- Source text -
I also think that as she has just finished saying that she doesn’t know that there’s a vocabulary for the desire she felt, I can forgive her for making a clumsy metaphor in trying to convey it, since she seems to me to be assuming her language will be improper anyway.
I know I’m the one who offered this up for parsing without context, but the direction of this discussion into the “reifying patriarchy” realm has made me uncomfortable as a result. Perhaps I’m just more forgiving to writers who seem, as she does, to have a genuine interest in articulating female desire. They’re at a disadvantage from the get-go, it seems to me.
“I do not want to be gazed at. At all. I want to be *seen*. Big difference.”
I like this a lot. My problem is that What I Want is actually more like The Many Whats That I Want, Many Of Which Are Mutually Exclusive.
At the beginning of my current relationship–my first sexual relationship with a man, and also my first healthy sexual relationship (those two things are not, I think, related)–I found myself doing strange things in order to test my partner’s sexual interest in me. Like, I wanted him to not be sexually attracted to me, because so much masculine sexual attraction is objectifying and gaze-y, and I detest that. But then I also desperately wanted him to be attracted to me, in a way that was entirely everything that I detest about heterosexual attraction as constituted in a patriarchy–I wanted to him Look at me and Want Me, with all of the inevitable and creepy implications of what “Want Me” means. I felt uninterested in sex unless I thought he Wanted Me, but then I was also creeped out by having sex with someone who Wanted Me because it implied a sort of consumption of me, or of sex with me, that made me uncomfortable.
Still, I almost never directly initiate sex because for me, an essential part of sexual attraction is knowing that the person I’m having sex with is attracted to me in such a way as to be the initiator of sex. It’s not that I don’t want to be sexually active, but that for me to enjoy sex I have to be “pursued.” But once the pursuit is announced to me, in whatever way (someone saying “I want to have sex with you” or “I am attracted to you” or “let’s go on a date” or kissing me or whatever) I am distrustful of intention, because pursuit and sexual attraction are so close to pressure, objectification, and sexual violence.
As for vocabulary, one of the hardest things about talking about sex for me, in a critical sense, is the words that mean desire, like “desire” and “want.” I mean, almost every use of the verb “want” in this post has been seriously problematic, because I don’t actually want to invite the male gaze, any more than I want to be the object of the male gaze. In fact, I spend lots of time telling people about how much I hate the male gaze. I want the male gaze to disappear. But whatever part of my (fucked up) brain controls my horniness is entirely contrary to what my conscious, feminist consciousness wants, demands.
It’s hard enough dealing with this stuff in my own head–trying to communicate with a sexual partner is practically impossible. I told my partner that I didn’t want to hear about how he thought I was physically attractive, because it distracted me when we were having sex because it seemed to me to reduce me to a set of body parts. But of course that’s ridiculous and in fact believing that my sexual partner is attracted to me is an essential part of an enjoyable sexual experience for me. It’s all very confusing.

- Parts of the exercise -
[a] In the comment on desire, what ways of announcing pursuit are given as examples?
[b] Format every line of the listing as a Markdown table with the columns No. and Entry, numbering the rows and leaving out blank lines.
The listing after the comment has no connection to it.

- Supplied records -

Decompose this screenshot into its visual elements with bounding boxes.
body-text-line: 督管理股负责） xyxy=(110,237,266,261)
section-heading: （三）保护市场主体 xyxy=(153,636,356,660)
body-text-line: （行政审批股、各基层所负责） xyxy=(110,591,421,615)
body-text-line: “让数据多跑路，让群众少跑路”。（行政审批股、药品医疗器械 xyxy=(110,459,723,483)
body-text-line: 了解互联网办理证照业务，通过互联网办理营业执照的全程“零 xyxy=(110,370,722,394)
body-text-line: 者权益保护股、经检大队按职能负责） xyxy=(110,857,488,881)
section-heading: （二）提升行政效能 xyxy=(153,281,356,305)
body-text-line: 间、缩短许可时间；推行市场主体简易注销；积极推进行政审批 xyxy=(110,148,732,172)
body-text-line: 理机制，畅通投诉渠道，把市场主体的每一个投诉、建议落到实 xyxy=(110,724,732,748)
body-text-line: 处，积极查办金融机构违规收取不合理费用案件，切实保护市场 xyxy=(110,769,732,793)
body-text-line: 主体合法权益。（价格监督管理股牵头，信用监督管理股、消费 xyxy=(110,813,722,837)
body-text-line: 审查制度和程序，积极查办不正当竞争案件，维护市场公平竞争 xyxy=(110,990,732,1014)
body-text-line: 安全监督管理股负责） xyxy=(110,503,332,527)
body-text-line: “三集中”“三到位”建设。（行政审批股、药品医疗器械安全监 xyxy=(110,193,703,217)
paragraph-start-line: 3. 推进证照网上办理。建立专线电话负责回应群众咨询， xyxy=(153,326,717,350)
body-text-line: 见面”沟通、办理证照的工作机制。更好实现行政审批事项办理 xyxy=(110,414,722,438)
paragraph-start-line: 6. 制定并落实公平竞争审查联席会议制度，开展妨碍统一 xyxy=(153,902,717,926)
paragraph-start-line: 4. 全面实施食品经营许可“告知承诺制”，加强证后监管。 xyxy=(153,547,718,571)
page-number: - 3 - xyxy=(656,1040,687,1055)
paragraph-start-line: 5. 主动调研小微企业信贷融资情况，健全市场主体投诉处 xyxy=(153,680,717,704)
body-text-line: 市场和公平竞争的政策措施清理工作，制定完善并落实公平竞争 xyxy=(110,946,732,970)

- Response list -
[a]
- someone saying "I want to have sex with you"
- "I am attracted to you"
- "let's go on a date"
- kissing me

[b]
| No. | Entry |
|---|---|
| 1 | Decompose this screenshot into its visual elements with bounding boxes. |
| 2 | body-text-line: 督管理股负责） xyxy=(110,237,266,261) |
| 3 | section-heading: （三）保护市场主体 xyxy=(153,636,356,660) |
| 4 | body-text-line: （行政审批股、各基层所负责） xyxy=(110,591,421,615) |
| 5 | body-text-line: “让数据多跑路，让群众少跑路”。（行政审批股、药品医疗器械 xyxy=(110,459,723,483) |
| 6 | body-text-line: 了解互联网办理证照业务，通过互联网办理营业执照的全程“零 xyxy=(110,370,722,394) |
| 7 | body-text-line: 者权益保护股、经检大队按职能负责） xyxy=(110,857,488,881) |
| 8 | section-heading: （二）提升行政效能 xyxy=(153,281,356,305) |
| 9 | body-text-line: 间、缩短许可时间；推行市场主体简易注销；积极推进行政审批 xyxy=(110,148,732,172) |
| 10 | body-text-line: 理机制，畅通投诉渠道，把市场主体的每一个投诉、建议落到实 xyxy=(110,724,732,748) |
| 11 | body-text-line: 处，积极查办金融机构违规收取不合理费用案件，切实保护市场 xyxy=(110,769,732,793) |
| 12 | body-text-line: 主体合法权益。（价格监督管理股牵头，信用监督管理股、消费 xyxy=(110,813,722,837) |
| 13 | body-text-line: 审查制度和程序，积极查办不正当竞争案件，维护市场公平竞争 xyxy=(110,990,732,1014) |
| 14 | body-text-line: 安全监督管理股负责） xyxy=(110,503,332,527) |
| 15 | body-text-line: “三集中”“三到位”建设。（行政审批股、药品医疗器械安全监 xyxy=(110,193,703,217) |
| 16 | paragraph-start-line: 3. 推进证照网上办理。建立专线电话负责回应群众咨询， xyxy=(153,326,717,350) |
| 17 | body-text-line: 见面”沟通、办理证照的工作机制。更好实现行政审批事项办理 xyxy=(110,414,722,438) |
| 18 | paragraph-start-line: 6. 制定并落实公平竞争审查联席会议制度，开展妨碍统一 xyxy=(153,902,717,926) |
| 19 | paragraph-start-line: 4. 全面实施食品经营许可“告知承诺制”，加强证后监管。 xyxy=(153,547,718,571) |
| 20 | page-number: - 3 - xyxy=(656,1040,687,1055) |
| 21 | paragraph-start-line: 5. 主动调研小微企业信贷融资情况，健全市场主体投诉处 xyxy=(153,680,717,704) |
| 22 | body-text-line: 市场和公平竞争的政策措施清理工作，制定完善并落实公平竞争 xyxy=(110,946,732,970) |